── Data records ──
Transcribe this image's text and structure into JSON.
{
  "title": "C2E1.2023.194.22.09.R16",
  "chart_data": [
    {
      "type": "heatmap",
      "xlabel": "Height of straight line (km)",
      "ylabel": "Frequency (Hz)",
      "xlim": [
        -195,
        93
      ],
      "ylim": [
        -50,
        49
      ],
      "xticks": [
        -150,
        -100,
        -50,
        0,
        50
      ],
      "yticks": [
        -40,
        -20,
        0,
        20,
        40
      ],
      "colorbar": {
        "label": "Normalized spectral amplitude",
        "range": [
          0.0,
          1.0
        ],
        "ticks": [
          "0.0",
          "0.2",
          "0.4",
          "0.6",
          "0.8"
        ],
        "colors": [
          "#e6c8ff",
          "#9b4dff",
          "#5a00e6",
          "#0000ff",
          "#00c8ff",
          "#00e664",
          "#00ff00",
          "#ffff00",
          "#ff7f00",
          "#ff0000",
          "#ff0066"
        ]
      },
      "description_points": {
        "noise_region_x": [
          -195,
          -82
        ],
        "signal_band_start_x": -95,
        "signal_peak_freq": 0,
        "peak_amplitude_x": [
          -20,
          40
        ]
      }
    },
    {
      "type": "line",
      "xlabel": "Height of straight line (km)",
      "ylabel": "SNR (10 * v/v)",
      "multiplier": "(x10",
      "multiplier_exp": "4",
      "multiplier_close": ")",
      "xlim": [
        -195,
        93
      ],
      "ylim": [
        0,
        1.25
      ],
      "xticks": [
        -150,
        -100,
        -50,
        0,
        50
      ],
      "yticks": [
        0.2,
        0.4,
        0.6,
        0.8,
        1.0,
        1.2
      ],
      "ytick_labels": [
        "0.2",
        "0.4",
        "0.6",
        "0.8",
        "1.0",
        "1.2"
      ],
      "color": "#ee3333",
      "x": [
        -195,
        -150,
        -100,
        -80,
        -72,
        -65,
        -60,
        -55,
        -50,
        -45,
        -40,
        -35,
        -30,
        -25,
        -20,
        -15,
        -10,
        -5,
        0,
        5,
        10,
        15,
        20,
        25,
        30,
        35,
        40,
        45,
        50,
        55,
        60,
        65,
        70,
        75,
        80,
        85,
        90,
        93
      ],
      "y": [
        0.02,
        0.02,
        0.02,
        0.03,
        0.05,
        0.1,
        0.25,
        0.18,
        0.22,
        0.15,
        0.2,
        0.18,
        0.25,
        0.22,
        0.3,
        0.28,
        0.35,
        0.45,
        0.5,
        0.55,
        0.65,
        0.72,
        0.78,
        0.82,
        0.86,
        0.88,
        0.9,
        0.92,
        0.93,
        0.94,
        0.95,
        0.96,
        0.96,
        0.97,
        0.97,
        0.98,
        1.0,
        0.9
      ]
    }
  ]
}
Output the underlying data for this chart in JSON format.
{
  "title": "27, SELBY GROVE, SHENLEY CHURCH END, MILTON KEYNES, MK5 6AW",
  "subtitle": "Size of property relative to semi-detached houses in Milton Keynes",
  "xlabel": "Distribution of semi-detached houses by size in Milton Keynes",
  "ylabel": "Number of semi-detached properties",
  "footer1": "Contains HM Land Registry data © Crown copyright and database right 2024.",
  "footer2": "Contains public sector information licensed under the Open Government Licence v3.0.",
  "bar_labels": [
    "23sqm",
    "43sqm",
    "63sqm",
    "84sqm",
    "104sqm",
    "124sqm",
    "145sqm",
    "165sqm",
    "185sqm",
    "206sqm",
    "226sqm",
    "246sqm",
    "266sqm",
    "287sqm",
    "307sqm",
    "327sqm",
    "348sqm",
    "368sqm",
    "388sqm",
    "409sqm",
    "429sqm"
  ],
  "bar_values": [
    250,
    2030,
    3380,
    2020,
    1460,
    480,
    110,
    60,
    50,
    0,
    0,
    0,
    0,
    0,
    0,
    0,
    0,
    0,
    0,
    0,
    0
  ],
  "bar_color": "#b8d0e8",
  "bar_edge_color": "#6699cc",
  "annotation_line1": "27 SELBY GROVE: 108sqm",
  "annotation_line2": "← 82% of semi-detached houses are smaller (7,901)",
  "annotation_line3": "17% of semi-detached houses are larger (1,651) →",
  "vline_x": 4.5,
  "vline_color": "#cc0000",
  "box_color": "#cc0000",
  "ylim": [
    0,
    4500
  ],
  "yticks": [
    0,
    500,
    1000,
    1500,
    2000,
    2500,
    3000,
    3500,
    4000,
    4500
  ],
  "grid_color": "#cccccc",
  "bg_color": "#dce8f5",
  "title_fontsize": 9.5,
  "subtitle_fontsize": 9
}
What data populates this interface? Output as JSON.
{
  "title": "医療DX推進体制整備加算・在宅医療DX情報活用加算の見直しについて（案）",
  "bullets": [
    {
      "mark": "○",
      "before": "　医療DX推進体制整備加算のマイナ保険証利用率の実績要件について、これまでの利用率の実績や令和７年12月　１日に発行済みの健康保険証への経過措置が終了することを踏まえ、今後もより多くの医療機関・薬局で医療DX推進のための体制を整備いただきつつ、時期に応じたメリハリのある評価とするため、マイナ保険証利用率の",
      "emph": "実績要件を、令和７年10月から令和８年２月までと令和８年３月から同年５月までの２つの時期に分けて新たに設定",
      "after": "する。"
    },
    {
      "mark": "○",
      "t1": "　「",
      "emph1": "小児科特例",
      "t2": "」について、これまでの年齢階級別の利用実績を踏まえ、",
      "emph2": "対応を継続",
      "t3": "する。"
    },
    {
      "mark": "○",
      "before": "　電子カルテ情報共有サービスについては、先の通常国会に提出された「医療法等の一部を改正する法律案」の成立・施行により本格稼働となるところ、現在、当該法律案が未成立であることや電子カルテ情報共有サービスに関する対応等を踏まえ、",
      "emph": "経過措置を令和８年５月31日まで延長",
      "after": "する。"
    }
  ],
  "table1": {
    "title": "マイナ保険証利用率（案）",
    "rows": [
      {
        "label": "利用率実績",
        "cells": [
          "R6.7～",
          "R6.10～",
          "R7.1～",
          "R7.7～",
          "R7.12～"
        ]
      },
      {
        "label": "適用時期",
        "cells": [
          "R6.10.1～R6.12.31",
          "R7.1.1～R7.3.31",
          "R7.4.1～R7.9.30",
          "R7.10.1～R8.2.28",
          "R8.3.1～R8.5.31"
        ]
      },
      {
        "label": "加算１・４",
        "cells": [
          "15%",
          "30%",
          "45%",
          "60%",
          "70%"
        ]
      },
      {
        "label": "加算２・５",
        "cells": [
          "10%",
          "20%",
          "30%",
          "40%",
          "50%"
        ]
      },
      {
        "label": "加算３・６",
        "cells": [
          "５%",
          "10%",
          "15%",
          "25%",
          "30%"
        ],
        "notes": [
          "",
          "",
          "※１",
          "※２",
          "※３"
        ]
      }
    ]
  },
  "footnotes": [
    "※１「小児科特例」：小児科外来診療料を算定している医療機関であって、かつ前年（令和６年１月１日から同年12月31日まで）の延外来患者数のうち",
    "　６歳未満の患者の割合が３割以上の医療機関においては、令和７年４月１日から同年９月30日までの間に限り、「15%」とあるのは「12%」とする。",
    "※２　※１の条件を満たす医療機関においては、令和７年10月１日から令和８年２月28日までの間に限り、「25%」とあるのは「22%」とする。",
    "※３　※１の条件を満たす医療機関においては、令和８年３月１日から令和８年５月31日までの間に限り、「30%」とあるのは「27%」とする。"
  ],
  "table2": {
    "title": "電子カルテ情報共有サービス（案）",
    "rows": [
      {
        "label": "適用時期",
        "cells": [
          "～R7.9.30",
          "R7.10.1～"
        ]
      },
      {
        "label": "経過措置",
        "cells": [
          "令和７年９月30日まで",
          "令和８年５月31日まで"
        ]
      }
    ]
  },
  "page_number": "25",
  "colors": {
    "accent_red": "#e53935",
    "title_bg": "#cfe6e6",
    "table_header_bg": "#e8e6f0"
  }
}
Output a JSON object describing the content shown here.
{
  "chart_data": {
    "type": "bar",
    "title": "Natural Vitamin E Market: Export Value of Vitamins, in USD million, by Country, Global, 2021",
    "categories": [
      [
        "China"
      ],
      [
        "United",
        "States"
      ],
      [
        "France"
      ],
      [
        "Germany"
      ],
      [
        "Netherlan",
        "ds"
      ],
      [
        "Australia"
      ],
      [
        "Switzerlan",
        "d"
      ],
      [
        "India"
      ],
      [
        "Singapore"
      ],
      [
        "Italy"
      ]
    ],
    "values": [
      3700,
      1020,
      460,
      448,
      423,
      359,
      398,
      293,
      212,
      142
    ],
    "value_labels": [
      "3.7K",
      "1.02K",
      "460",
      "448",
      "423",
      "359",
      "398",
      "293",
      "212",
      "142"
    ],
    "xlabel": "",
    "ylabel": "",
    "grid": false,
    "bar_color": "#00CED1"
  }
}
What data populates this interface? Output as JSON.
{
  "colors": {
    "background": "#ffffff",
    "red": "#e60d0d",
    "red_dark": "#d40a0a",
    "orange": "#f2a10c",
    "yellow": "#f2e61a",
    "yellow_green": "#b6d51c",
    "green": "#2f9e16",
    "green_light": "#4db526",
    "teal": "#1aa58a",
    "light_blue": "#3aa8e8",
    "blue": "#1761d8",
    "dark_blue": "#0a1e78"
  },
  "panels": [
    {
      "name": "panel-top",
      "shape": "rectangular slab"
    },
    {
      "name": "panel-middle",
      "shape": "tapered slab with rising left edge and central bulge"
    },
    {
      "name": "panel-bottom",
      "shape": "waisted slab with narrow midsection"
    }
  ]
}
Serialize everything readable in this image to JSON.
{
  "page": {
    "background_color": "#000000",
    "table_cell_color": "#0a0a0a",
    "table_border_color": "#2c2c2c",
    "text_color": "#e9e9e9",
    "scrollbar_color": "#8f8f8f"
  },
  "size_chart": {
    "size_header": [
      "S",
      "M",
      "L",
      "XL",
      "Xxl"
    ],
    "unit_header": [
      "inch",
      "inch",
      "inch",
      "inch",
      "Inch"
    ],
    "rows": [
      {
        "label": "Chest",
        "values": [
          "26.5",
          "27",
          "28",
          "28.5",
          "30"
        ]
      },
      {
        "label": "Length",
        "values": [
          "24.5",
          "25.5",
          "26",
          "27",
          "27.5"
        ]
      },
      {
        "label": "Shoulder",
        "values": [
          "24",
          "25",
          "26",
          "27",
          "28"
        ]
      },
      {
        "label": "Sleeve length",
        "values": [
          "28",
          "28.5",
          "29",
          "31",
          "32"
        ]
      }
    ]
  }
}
───
Exercise -
Look through the material above and pick out each line holding the word "houses".

Answer to this task -
  "subtitle": "Size of property relative to semi-detached houses in Milton Keynes",
  "xlabel": "Distribution of semi-detached houses by size in Milton Keynes",
  "annotation_line2": "← 82% of semi-detached houses are smaller (7,901)",
  "annotation_line3": "17% of semi-detached houses are larger (1,651) →",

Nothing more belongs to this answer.